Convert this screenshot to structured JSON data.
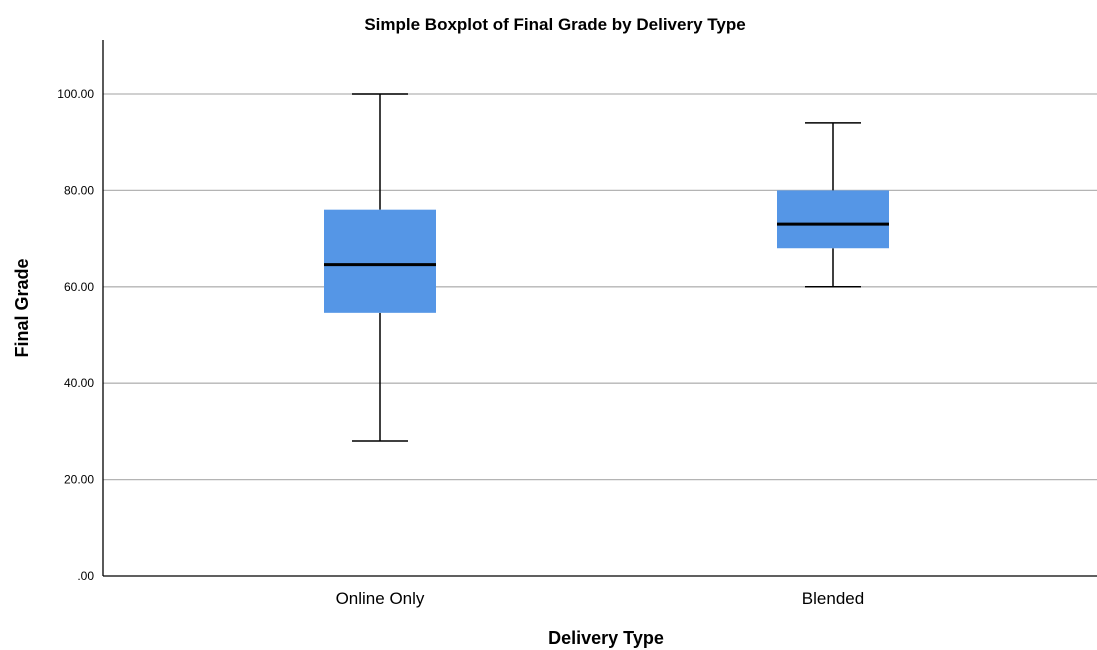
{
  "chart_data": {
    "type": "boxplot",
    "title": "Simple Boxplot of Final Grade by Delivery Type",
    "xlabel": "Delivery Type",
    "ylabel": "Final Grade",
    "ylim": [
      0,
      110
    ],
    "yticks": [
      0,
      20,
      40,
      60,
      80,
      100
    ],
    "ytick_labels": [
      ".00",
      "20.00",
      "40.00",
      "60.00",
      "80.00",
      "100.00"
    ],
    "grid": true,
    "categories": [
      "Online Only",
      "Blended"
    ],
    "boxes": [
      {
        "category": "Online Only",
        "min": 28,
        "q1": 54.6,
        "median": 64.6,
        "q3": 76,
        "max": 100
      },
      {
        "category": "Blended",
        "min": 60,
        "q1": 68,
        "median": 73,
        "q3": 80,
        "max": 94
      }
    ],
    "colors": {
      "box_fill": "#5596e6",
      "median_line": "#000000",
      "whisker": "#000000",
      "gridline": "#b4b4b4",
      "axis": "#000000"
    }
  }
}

**Exercise aim**
Reproduce each line exactly, please, except for any pictures.

**Answer in full**
Convert this screenshot to structured JSON data.
{
  "chart_data": {
    "type": "boxplot",
    "title": "Simple Boxplot of Final Grade by Delivery Type",
    "xlabel": "Delivery Type",
    "ylabel": "Final Grade",
    "ylim": [
      0,
      110
    ],
    "yticks": [
      0,
      20,
      40,
      60,
      80,
      100
    ],
    "ytick_labels": [
      ".00",
      "20.00",
      "40.00",
      "60.00",
      "80.00",
      "100.00"
    ],
    "grid": true,
    "categories": [
      "Online Only",
      "Blended"
    ],
    "boxes": [
      {
        "category": "Online Only",
        "min": 28,
        "q1": 54.6,
        "median": 64.6,
        "q3": 76,
        "max": 100
      },
      {
        "category": "Blended",
        "min": 60,
        "q1": 68,
        "median": 73,
        "q3": 80,
        "max": 94
      }
    ],
    "colors": {
      "box_fill": "#5596e6",
      "median_line": "#000000",
      "whisker": "#000000",
      "gridline": "#b4b4b4",
      "axis": "#000000"
    }
  }
}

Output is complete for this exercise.